__Stated exercise__
Retype exactly the lines that start at the line with "What does this" and end at the final line, both included, and leave out every picture.

Recorded data
****
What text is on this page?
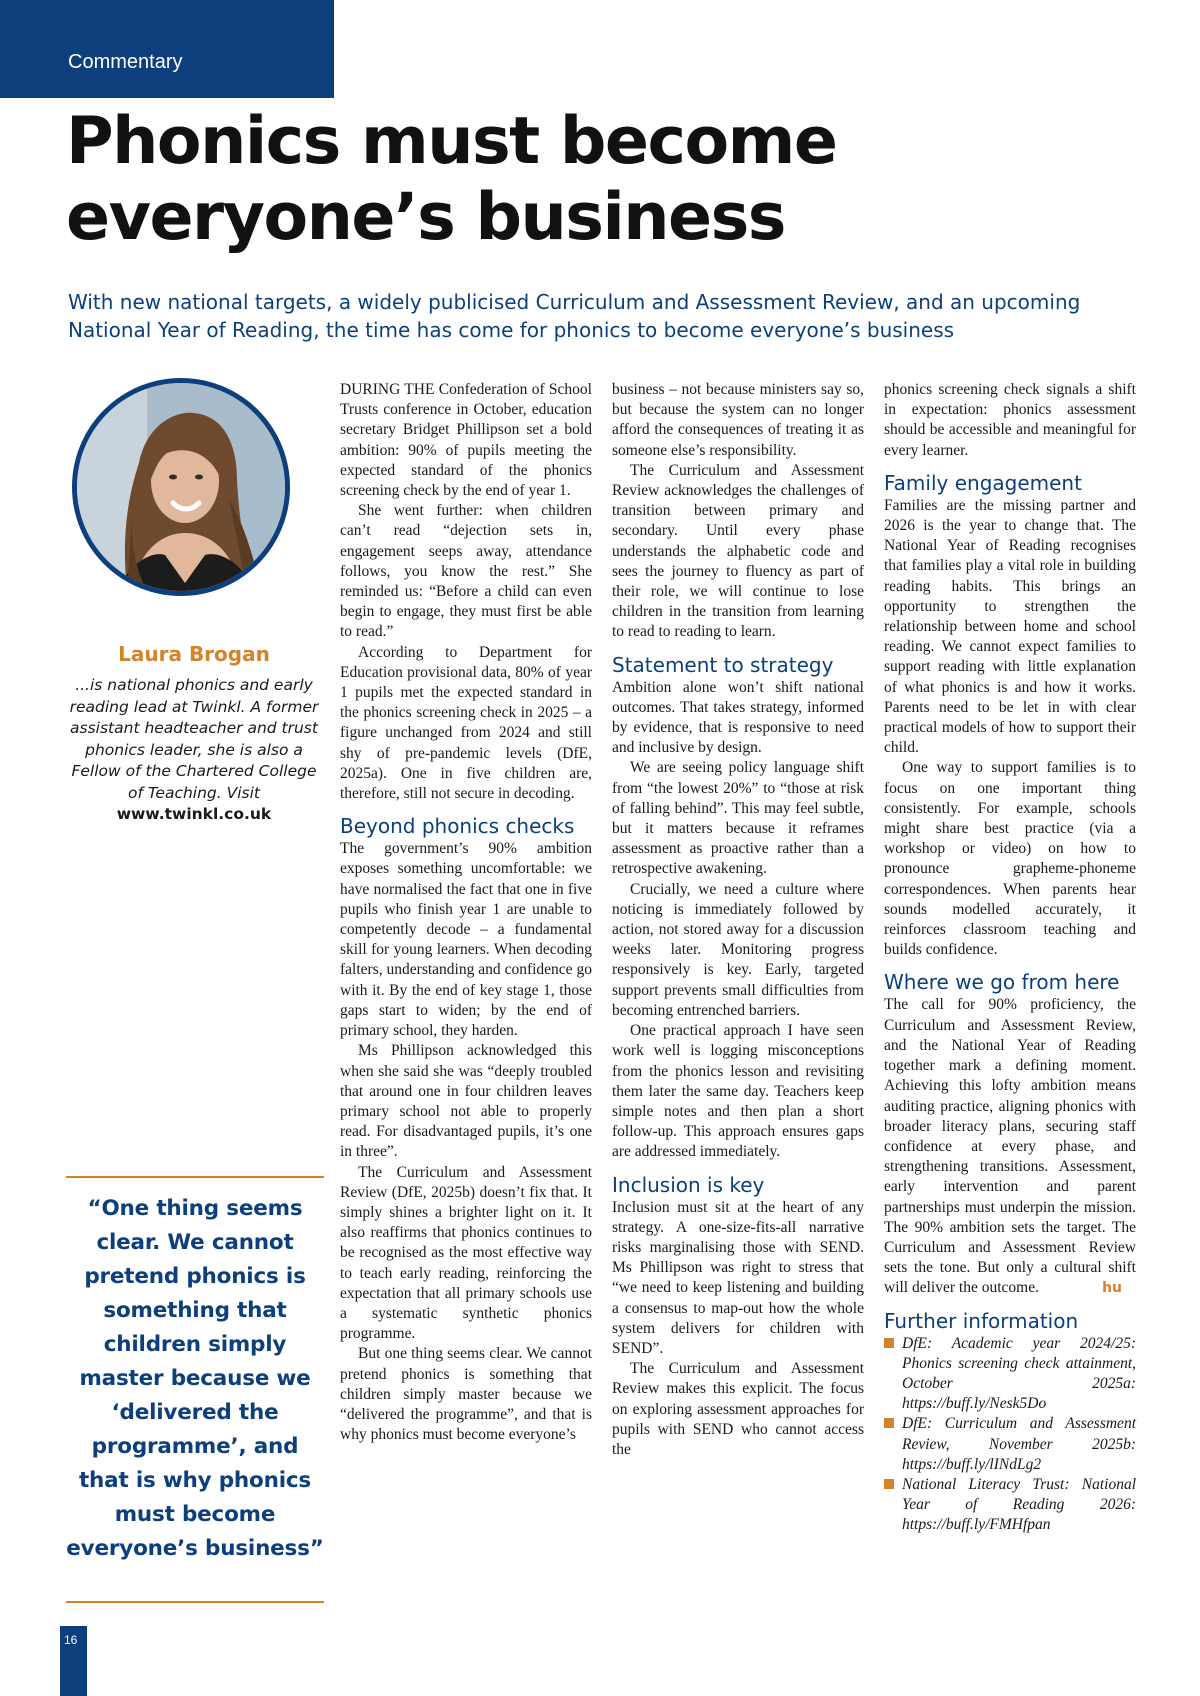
Commentary
Phonics must become everyone’s business

With new national targets, a widely publicised Curriculum and Assessment Review, and an upcoming National Year of Reading, the time has come for phonics to become everyone’s business

Laura Brogan
...is national phonics and early reading lead at Twinkl. A former assistant headteacher and trust phonics leader, she is also a Fellow of the Chartered College of Teaching. Visit
www.twinkl.co.uk
“One thing seems clear. We cannot pretend phonics is something that children simply master because we ‘delivered the programme’, and that is why phonics must become everyone’s business”

DURING THE Confederation of School Trusts conference in October, education secretary Bridget Phillipson set a bold ambition: 90% of pupils meeting the expected standard of the phonics screening check by the end of year 1.

She went further: when children can’t read “dejection sets in, engagement seeps away, attendance follows, you know the rest.” She reminded us: “Before a child can even begin to engage, they must first be able to read.”

According to Department for Education provisional data, 80% of year 1 pupils met the expected standard in the phonics screening check in 2025 – a figure unchanged from 2024 and still shy of pre-pandemic levels (DfE, 2025a). One in five children are, therefore, still not secure in decoding.

Beyond phonics checks

The government’s 90% ambition exposes something uncomfortable: we have normalised the fact that one in five pupils who finish year 1 are unable to competently decode – a fundamental skill for young learners. When decoding falters, understanding and confidence go with it. By the end of key stage 1, those gaps start to widen; by the end of primary school, they harden.

Ms Phillipson acknowledged this when she said she was “deeply troubled that around one in four children leaves primary school not able to properly read. For disadvantaged pupils, it’s one in three”.

The Curriculum and Assessment Review (DfE, 2025b) doesn’t fix that. It simply shines a brighter light on it. It also reaffirms that phonics continues to be recognised as the most effective way to teach early reading, reinforcing the expectation that all primary schools use a systematic synthetic phonics programme.

But one thing seems clear. We cannot pretend phonics is something that children simply master because we “delivered the programme”, and that is why phonics must become everyone’s

business – not because ministers say so, but because the system can no longer afford the consequences of treating it as someone else’s responsibility.

The Curriculum and Assessment Review acknowledges the challenges of transition between primary and secondary. Until every phase understands the alphabetic code and sees the journey to fluency as part of their role, we will continue to lose children in the transition from learning to read to reading to learn.

Statement to strategy

Ambition alone won’t shift national outcomes. That takes strategy, informed by evidence, that is responsive to need and inclusive by design.

We are seeing policy language shift from “the lowest 20%” to “those at risk of falling behind”. This may feel subtle, but it matters because it reframes assessment as proactive rather than a retrospective awakening.

Crucially, we need a culture where noticing is immediately followed by action, not stored away for a discussion weeks later. Monitoring progress responsively is key. Early, targeted support prevents small difficulties from becoming entrenched barriers.

One practical approach I have seen work well is logging misconceptions from the phonics lesson and revisiting them later the same day. Teachers keep simple notes and then plan a short follow-up. This approach ensures gaps are addressed immediately.

Inclusion is key

Inclusion must sit at the heart of any strategy. A one-size-fits-all narrative risks marginalising those with SEND. Ms Phillipson was right to stress that “we need to keep listening and building a consensus to map-out how the whole system delivers for children with SEND”.

The Curriculum and Assessment Review makes this explicit. The focus on exploring assessment approaches for pupils with SEND who cannot access the

phonics screening check signals a shift in expectation: phonics assessment should be accessible and meaningful for every learner.

Family engagement

Families are the missing partner and 2026 is the year to change that. The National Year of Reading recognises that families play a vital role in building reading habits. This brings an opportunity to strengthen the relationship between home and school reading. We cannot expect families to support reading with little explanation of what phonics is and how it works. Parents need to be let in with clear practical models of how to support their child.

One way to support families is to focus on one important thing consistently. For example, schools might share best practice (via a workshop or video) on how to pronounce grapheme-phoneme correspondences. When parents hear sounds modelled accurately, it reinforces classroom teaching and builds confidence.

Where we go from here

The call for 90% proficiency, the Curriculum and Assessment Review, and the National Year of Reading together mark a defining moment. Achieving this lofty ambition means auditing practice, aligning phonics with broader literacy plans, securing staff confidence at every phase, and strengthening transitions. Assessment, early intervention and parent partnerships must underpin the mission. The 90% ambition sets the target. The Curriculum and Assessment Review sets the tone. But only a cultural shift will deliver the outcome.	hu

Further information
DfE: Academic year 2024/25: Phonics screening check attainment, October 2025a: https://buff.ly/Nesk5Do
DfE: Curriculum and Assessment Review, November 2025b: https://buff.ly/lINdLg2
National Literacy Trust: National Year of Reading 2026: https://buff.ly/FMHfpan
16
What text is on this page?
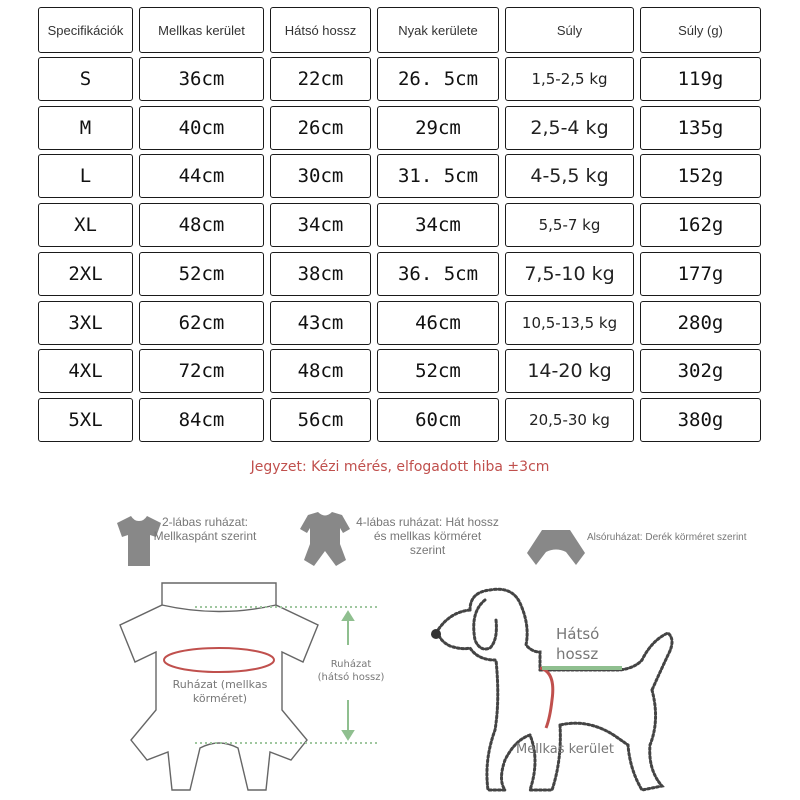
Specifikációk	Mellkas kerület	Hátsó hossz	Nyak kerülete	Súly	Súly (g)
S	36cm	22cm	26. 5cm	1,5-2,5 kg	119g
M	40cm	26cm	29cm	2,5-4 kg	135g
L	44cm	30cm	31. 5cm	4-5,5 kg	152g
XL	48cm	34cm	34cm	5,5-7 kg	162g
2XL	52cm	38cm	36. 5cm	7,5-10 kg	177g
3XL	62cm	43cm	46cm	10,5-13,5 kg	280g
4XL	72cm	48cm	52cm	14-20 kg	302g
5XL	84cm	56cm	60cm	20,5-30 kg	380g
Jegyzet: Kézi mérés, elfogadott hiba ±3cm
2-lábas ruházat: Mellkaspánt szerint
4-lábas ruházat: Hát hossz és mellkas körméret szerint
Alsóruházat: Derék körméret szerint
Ruházat (mellkas körméret)
Ruházat (hátsó hossz)
Hátsó hossz
Mellkas kerület
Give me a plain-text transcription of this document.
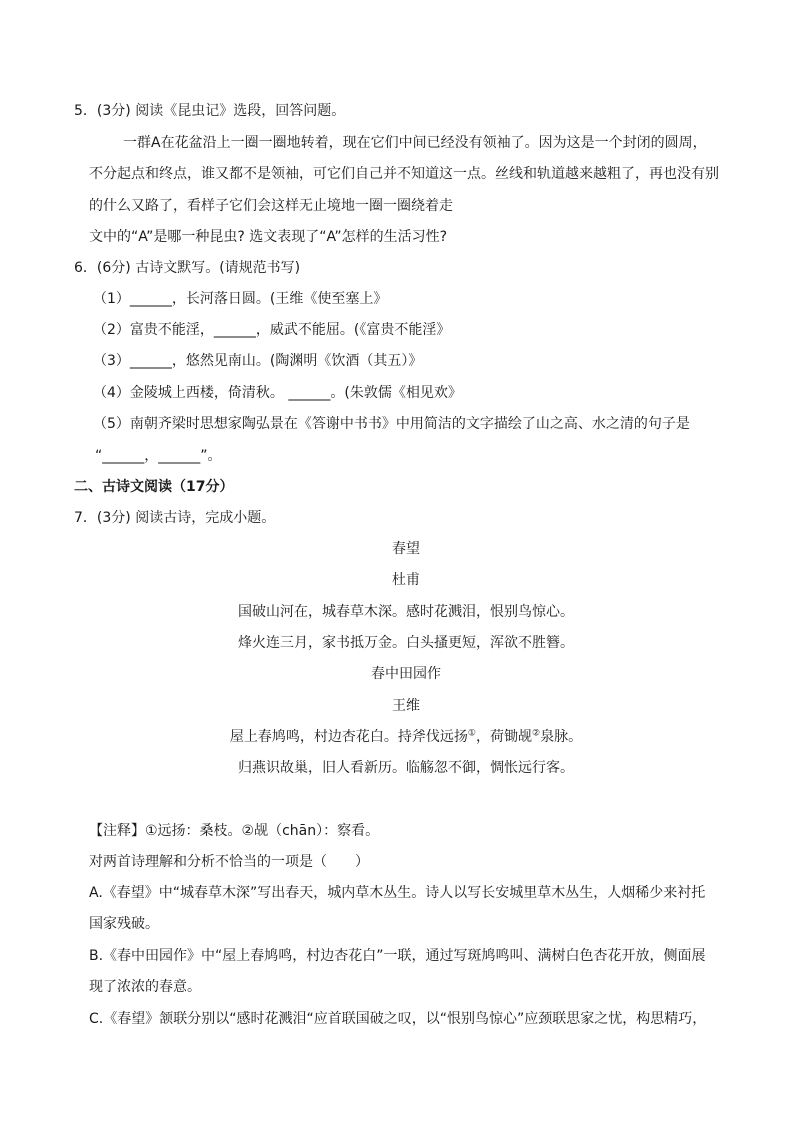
5．(3分) 阅读《昆虫记》选段，回答问题。
一群A在花盆沿上一圈一圈地转着，现在它们中间已经没有领袖了。因为这是一个封闭的圆周，
不分起点和终点，谁又都不是领袖，可它们自己并不知道这一点。丝线和轨道越来越粗了，再也没有别
的什么又路了，看样子它们会这样无止境地一圈一圈绕着走
文中的“A”是哪一种昆虫? 选文表现了“A”怎样的生活习性?
6．(6分) 古诗文默写。(请规范书写)
（1）______，长河落日圆。(王维《使至塞上》
（2）富贵不能淫，______，威武不能屈。(《富贵不能淫》
（3）______，悠然见南山。(陶渊明《饮酒（其五）》
（4）金陵城上西楼，倚清秋。 ______。(朱敦儒《相见欢》
（5）南朝齐梁时思想家陶弘景在《答谢中书书》中用简洁的文字描绘了山之高、水之清的句子是
“______，______”。
二、古诗文阅读（17分）
7．(3分) 阅读古诗，完成小题。
春望
杜甫
国破山河在，城春草木深。感时花溅泪，恨别鸟惊心。
烽火连三月，家书抵万金。白头搔更短，浑欲不胜簪。
春中田园作
王维
屋上春鸠鸣，村边杏花白。持斧伐远扬①，荷锄觇②泉脉。
归燕识故巢，旧人看新历。临觞忽不御，惆怅远行客。
【注释】①远扬：桑枝。②觇（chān）：察看。
对两首诗理解和分析不恰当的一项是（　　）
A.《春望》中“城春草木深”写出春天，城内草木丛生。诗人以写长安城里草木丛生，人烟稀少来衬托
国家残破。
B.《春中田园作》中“屋上春鸠鸣，村边杏花白”一联，通过写斑鸠鸣叫、满树白色杏花开放，侧面展
现了浓浓的春意。
C.《春望》颔联分别以“感时花溅泪“应首联国破之叹，以“恨别鸟惊心”应颈联思家之忧，构思精巧，
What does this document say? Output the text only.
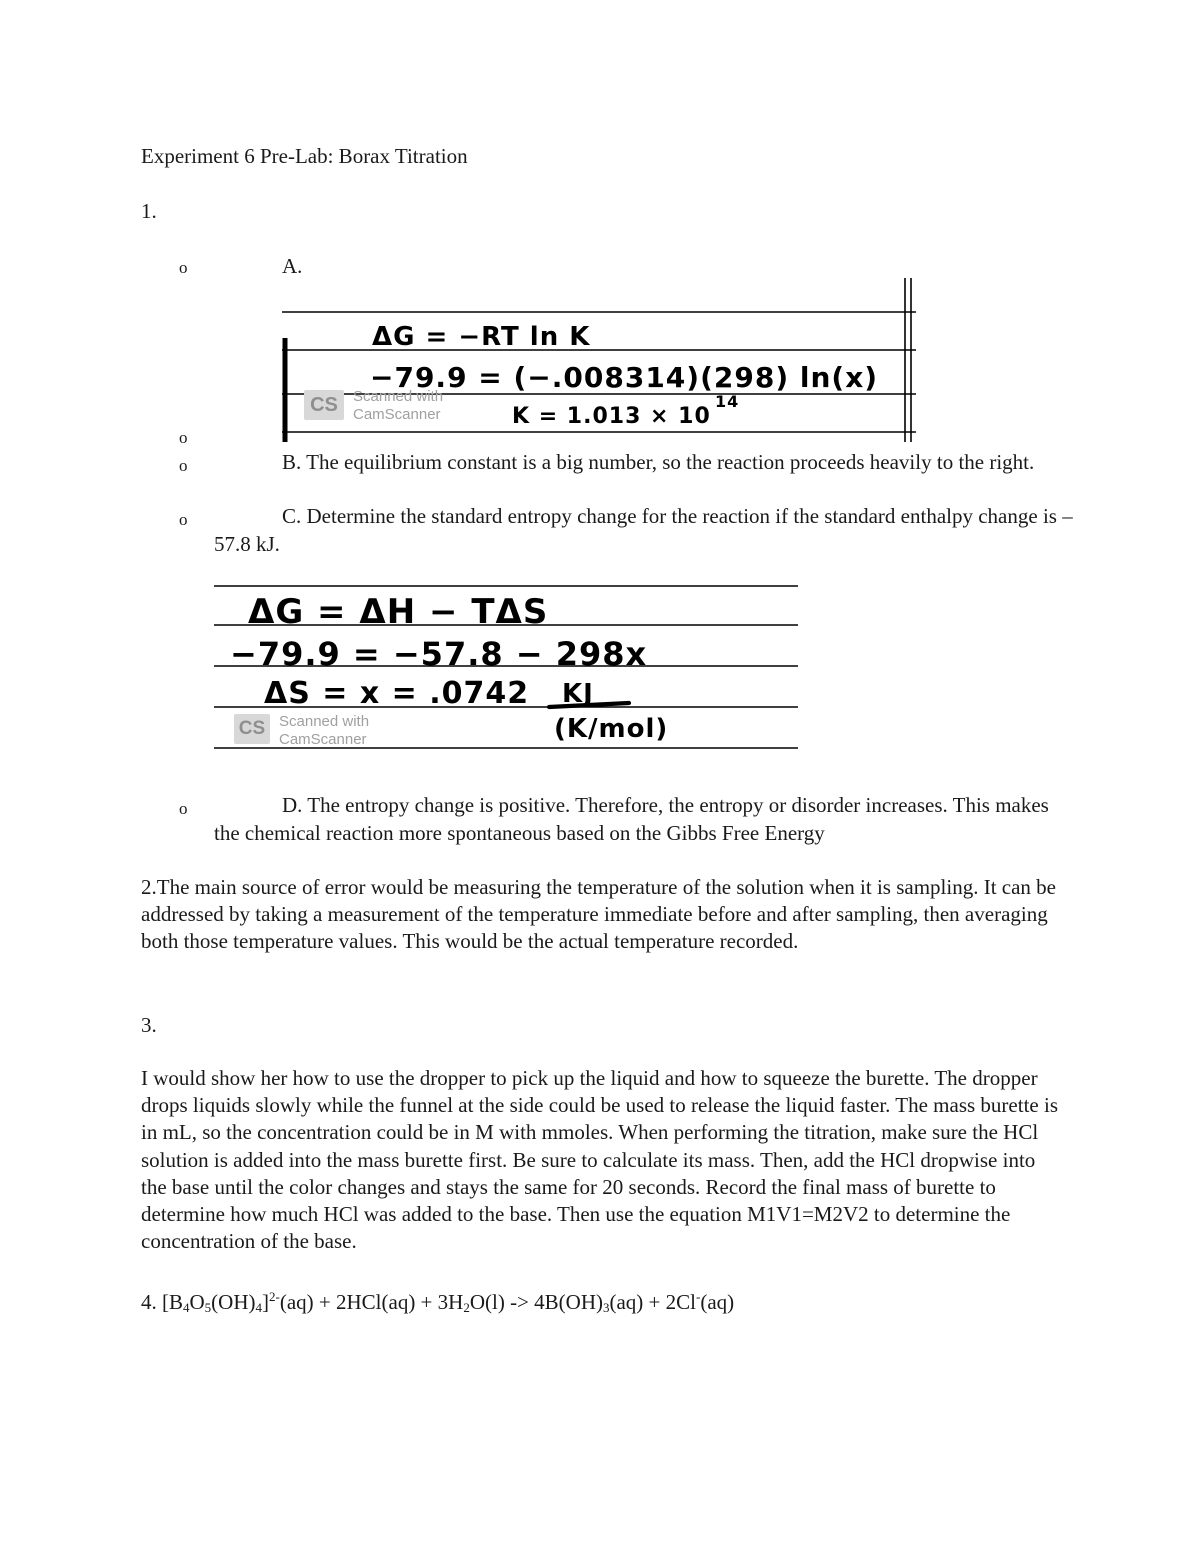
Experiment 6 Pre-Lab: Borax Titration
1.
o	A.
ΔG = −RT ln K
−79.9 = (−.008314)(298) ln(x)
K = 1.013 × 10
14
CS	Scanned with
CamScanner
o
o	B. The equilibrium constant is a big number, so the reaction proceeds heavily to the right.
o	C. Determine the standard entropy change for the reaction if the standard enthalpy change is –57.8 kJ.
ΔG = ΔH − TΔS
−79.9 = −57.8 − 298x
ΔS = x = .0742 KJ
(K/mol)
CS Scanned with
CamScanner
o	D. The entropy change is positive. Therefore, the entropy or disorder increases. This makes the chemical reaction more spontaneous based on the Gibbs Free Energy
2.The main source of error would be measuring the temperature of the solution when it is sampling. It can be addressed by taking a measurement of the temperature immediate before and after sampling, then averaging both those temperature values. This would be the actual temperature recorded.
3.
I would show her how to use the dropper to pick up the liquid and how to squeeze the burette. The dropper drops liquids slowly while the funnel at the side could be used to release the liquid faster. The mass burette is in mL, so the concentration could be in M with mmoles. When performing the titration, make sure the HCl solution is added into the mass burette first. Be sure to calculate its mass. Then, add the HCl dropwise into the base until the color changes and stays the same for 20 seconds. Record the final mass of burette to determine how much HCl was added to the base. Then use the equation M1V1=M2V2 to determine the concentration of the base.
4. $[B_4O_5(OH)_4]^{2-}(aq) + 2HCl(aq) + 3H_2O(l) -> 4B(OH)_3(aq) + 2Cl^-(aq)$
****
__Exercise response__
What does this document say? Output the text only.
Experiment 6 Pre-Lab: Borax Titration
1.
o	A.
ΔG = −RT ln K
−79.9 = (−.008314)(298) ln(x)
K = 1.013 × 10
14
CS	Scanned with
CamScanner
o
o	B. The equilibrium constant is a big number, so the reaction proceeds heavily to the right.
o	C. Determine the standard entropy change for the reaction if the standard enthalpy change is –57.8 kJ.
ΔG = ΔH − TΔS
−79.9 = −57.8 − 298x
ΔS = x = .0742 KJ
(K/mol)
CS Scanned with
CamScanner
o	D. The entropy change is positive. Therefore, the entropy or disorder increases. This makes the chemical reaction more spontaneous based on the Gibbs Free Energy
2.The main source of error would be measuring the temperature of the solution when it is sampling. It can be addressed by taking a measurement of the temperature immediate before and after sampling, then averaging both those temperature values. This would be the actual temperature recorded.
3.
I would show her how to use the dropper to pick up the liquid and how to squeeze the burette. The dropper drops liquids slowly while the funnel at the side could be used to release the liquid faster. The mass burette is in mL, so the concentration could be in M with mmoles. When performing the titration, make sure the HCl solution is added into the mass burette first. Be sure to calculate its mass. Then, add the HCl dropwise into the base until the color changes and stays the same for 20 seconds. Record the final mass of burette to determine how much HCl was added to the base. Then use the equation M1V1=M2V2 to determine the concentration of the base.
4. $[B_4O_5(OH)_4]^{2-}(aq) + 2HCl(aq) + 3H_2O(l) -> 4B(OH)_3(aq) + 2Cl^-(aq)$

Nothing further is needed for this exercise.